--- BEGIN RECORDS SUPPLIED ---

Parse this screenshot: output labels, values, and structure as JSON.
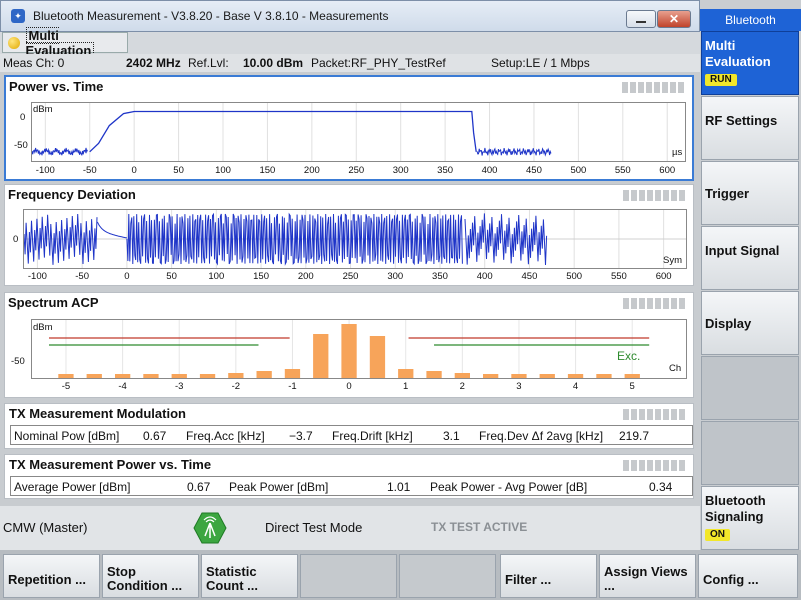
{
  "window": {
    "title": "Bluetooth Measurement  - V3.8.20 - Base V 3.8.10 - Measurements",
    "close_label": "✕"
  },
  "tab": {
    "label": "Multi Evaluation"
  },
  "info": {
    "meas_ch": "Meas Ch: 0",
    "freq": "2402 MHz",
    "reflvl_label": "Ref.Lvl:",
    "reflvl_value": "10.00 dBm",
    "packet": "Packet:RF_PHY_TestRef",
    "setup": "Setup:LE / 1 Mbps"
  },
  "power_vs_time": {
    "title": "Power vs. Time",
    "ylabel": "dBm",
    "yticks": [
      "0",
      "-50"
    ],
    "xticks": [
      "-100",
      "-50",
      "0",
      "50",
      "100",
      "150",
      "200",
      "250",
      "300",
      "350",
      "400",
      "450",
      "500",
      "550",
      "600"
    ],
    "unit": "µs",
    "chart_data": {
      "type": "line",
      "x_range": [
        -115,
        620
      ],
      "y_range": [
        -70,
        12
      ],
      "series": [
        {
          "points": [
            [
              -115,
              -57
            ],
            [
              -50,
              -57
            ],
            [
              -40,
              -45
            ],
            [
              -28,
              -20
            ],
            [
              -12,
              -3
            ],
            [
              0,
              0
            ],
            [
              380,
              0
            ],
            [
              382,
              -30
            ],
            [
              385,
              -57
            ],
            [
              470,
              -57
            ]
          ]
        }
      ]
    }
  },
  "freq_dev": {
    "title": "Frequency Deviation",
    "yticks": [
      "0"
    ],
    "xticks": [
      "-100",
      "-50",
      "0",
      "50",
      "100",
      "150",
      "200",
      "250",
      "300",
      "350",
      "400",
      "450",
      "500",
      "550",
      "600"
    ],
    "unit": "Sym",
    "chart_data": {
      "type": "line",
      "x_range": [
        -115,
        625
      ],
      "y_range": [
        -1,
        1
      ]
    }
  },
  "spectrum": {
    "title": "Spectrum ACP",
    "ylabel": "dBm",
    "yticks": [
      "-50"
    ],
    "xticks": [
      "-5",
      "-4",
      "-3",
      "-2",
      "-1",
      "0",
      "1",
      "2",
      "3",
      "4",
      "5"
    ],
    "unit": "Ch",
    "limit_label": "Exc.",
    "chart_data": {
      "type": "bar",
      "channels": [
        -5,
        -4.5,
        -4,
        -3.5,
        -3,
        -2.5,
        -2,
        -1.5,
        -1,
        -0.5,
        0,
        0.5,
        1,
        1.5,
        2,
        2.5,
        3,
        3.5,
        4,
        4.5,
        5
      ],
      "values": [
        -60,
        -60,
        -60,
        -60,
        -60,
        -60,
        -59,
        -57,
        -55,
        -20,
        -10,
        -22,
        -55,
        -57,
        -59,
        -60,
        -60,
        -60,
        -60,
        -60,
        -60
      ],
      "y_range": [
        -64,
        -6
      ],
      "limit_lines": [
        {
          "color": "#c0392b",
          "level": -24
        },
        {
          "color": "#2e8b2e",
          "level": -31
        }
      ]
    }
  },
  "tx_mod": {
    "title": "TX Measurement Modulation",
    "items": [
      {
        "label": "Nominal Pow [dBm]",
        "value": "0.67"
      },
      {
        "label": "Freq.Acc [kHz]",
        "value": "−3.7"
      },
      {
        "label": "Freq.Drift [kHz]",
        "value": "3.1"
      },
      {
        "label": "Freq.Dev Δf 2avg [kHz]",
        "value": "219.7"
      }
    ]
  },
  "tx_pvt": {
    "title": "TX Measurement Power vs. Time",
    "items": [
      {
        "label": "Average Power [dBm]",
        "value": "0.67"
      },
      {
        "label": "Peak Power [dBm]",
        "value": "1.01"
      },
      {
        "label": "Peak Power - Avg Power [dB]",
        "value": "0.34"
      }
    ]
  },
  "status": {
    "master": "CMW (Master)",
    "mode": "Direct Test Mode",
    "state": "TX TEST ACTIVE"
  },
  "sidebar": {
    "header": "Bluetooth",
    "items": [
      {
        "label": "Multi Evaluation",
        "badge": "RUN"
      },
      {
        "label": "RF Settings"
      },
      {
        "label": "Trigger"
      },
      {
        "label": "Input Signal"
      },
      {
        "label": "Display"
      },
      {
        "label": ""
      },
      {
        "label": ""
      },
      {
        "label": "Bluetooth Signaling",
        "badge": "ON"
      }
    ]
  },
  "softkeys": [
    "Repetition ...",
    "Stop Condition ...",
    "Statistic Count ...",
    "",
    "",
    "Filter ...",
    "Assign Views ...",
    "Config ..."
  ]
}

--- END RECORDS SUPPLIED ---

§ WRITTEN INSTRUCTION
Output every entry exactly as given; pictures are not part of the copy.

§ SOLUTION FOR THIS EXERCISE
Parse this screenshot: output labels, values, and structure as JSON.
{
  "window": {
    "title": "Bluetooth Measurement  - V3.8.20 - Base V 3.8.10 - Measurements",
    "close_label": "✕"
  },
  "tab": {
    "label": "Multi Evaluation"
  },
  "info": {
    "meas_ch": "Meas Ch: 0",
    "freq": "2402 MHz",
    "reflvl_label": "Ref.Lvl:",
    "reflvl_value": "10.00 dBm",
    "packet": "Packet:RF_PHY_TestRef",
    "setup": "Setup:LE / 1 Mbps"
  },
  "power_vs_time": {
    "title": "Power vs. Time",
    "ylabel": "dBm",
    "yticks": [
      "0",
      "-50"
    ],
    "xticks": [
      "-100",
      "-50",
      "0",
      "50",
      "100",
      "150",
      "200",
      "250",
      "300",
      "350",
      "400",
      "450",
      "500",
      "550",
      "600"
    ],
    "unit": "µs",
    "chart_data": {
      "type": "line",
      "x_range": [
        -115,
        620
      ],
      "y_range": [
        -70,
        12
      ],
      "series": [
        {
          "points": [
            [
              -115,
              -57
            ],
            [
              -50,
              -57
            ],
            [
              -40,
              -45
            ],
            [
              -28,
              -20
            ],
            [
              -12,
              -3
            ],
            [
              0,
              0
            ],
            [
              380,
              0
            ],
            [
              382,
              -30
            ],
            [
              385,
              -57
            ],
            [
              470,
              -57
            ]
          ]
        }
      ]
    }
  },
  "freq_dev": {
    "title": "Frequency Deviation",
    "yticks": [
      "0"
    ],
    "xticks": [
      "-100",
      "-50",
      "0",
      "50",
      "100",
      "150",
      "200",
      "250",
      "300",
      "350",
      "400",
      "450",
      "500",
      "550",
      "600"
    ],
    "unit": "Sym",
    "chart_data": {
      "type": "line",
      "x_range": [
        -115,
        625
      ],
      "y_range": [
        -1,
        1
      ]
    }
  },
  "spectrum": {
    "title": "Spectrum ACP",
    "ylabel": "dBm",
    "yticks": [
      "-50"
    ],
    "xticks": [
      "-5",
      "-4",
      "-3",
      "-2",
      "-1",
      "0",
      "1",
      "2",
      "3",
      "4",
      "5"
    ],
    "unit": "Ch",
    "limit_label": "Exc.",
    "chart_data": {
      "type": "bar",
      "channels": [
        -5,
        -4.5,
        -4,
        -3.5,
        -3,
        -2.5,
        -2,
        -1.5,
        -1,
        -0.5,
        0,
        0.5,
        1,
        1.5,
        2,
        2.5,
        3,
        3.5,
        4,
        4.5,
        5
      ],
      "values": [
        -60,
        -60,
        -60,
        -60,
        -60,
        -60,
        -59,
        -57,
        -55,
        -20,
        -10,
        -22,
        -55,
        -57,
        -59,
        -60,
        -60,
        -60,
        -60,
        -60,
        -60
      ],
      "y_range": [
        -64,
        -6
      ],
      "limit_lines": [
        {
          "color": "#c0392b",
          "level": -24
        },
        {
          "color": "#2e8b2e",
          "level": -31
        }
      ]
    }
  },
  "tx_mod": {
    "title": "TX Measurement Modulation",
    "items": [
      {
        "label": "Nominal Pow [dBm]",
        "value": "0.67"
      },
      {
        "label": "Freq.Acc [kHz]",
        "value": "−3.7"
      },
      {
        "label": "Freq.Drift [kHz]",
        "value": "3.1"
      },
      {
        "label": "Freq.Dev Δf 2avg [kHz]",
        "value": "219.7"
      }
    ]
  },
  "tx_pvt": {
    "title": "TX Measurement Power vs. Time",
    "items": [
      {
        "label": "Average Power [dBm]",
        "value": "0.67"
      },
      {
        "label": "Peak Power [dBm]",
        "value": "1.01"
      },
      {
        "label": "Peak Power - Avg Power [dB]",
        "value": "0.34"
      }
    ]
  },
  "status": {
    "master": "CMW (Master)",
    "mode": "Direct Test Mode",
    "state": "TX TEST ACTIVE"
  },
  "sidebar": {
    "header": "Bluetooth",
    "items": [
      {
        "label": "Multi Evaluation",
        "badge": "RUN"
      },
      {
        "label": "RF Settings"
      },
      {
        "label": "Trigger"
      },
      {
        "label": "Input Signal"
      },
      {
        "label": "Display"
      },
      {
        "label": ""
      },
      {
        "label": ""
      },
      {
        "label": "Bluetooth Signaling",
        "badge": "ON"
      }
    ]
  },
  "softkeys": [
    "Repetition ...",
    "Stop Condition ...",
    "Statistic Count ...",
    "",
    "",
    "Filter ...",
    "Assign Views ...",
    "Config ..."
  ]
}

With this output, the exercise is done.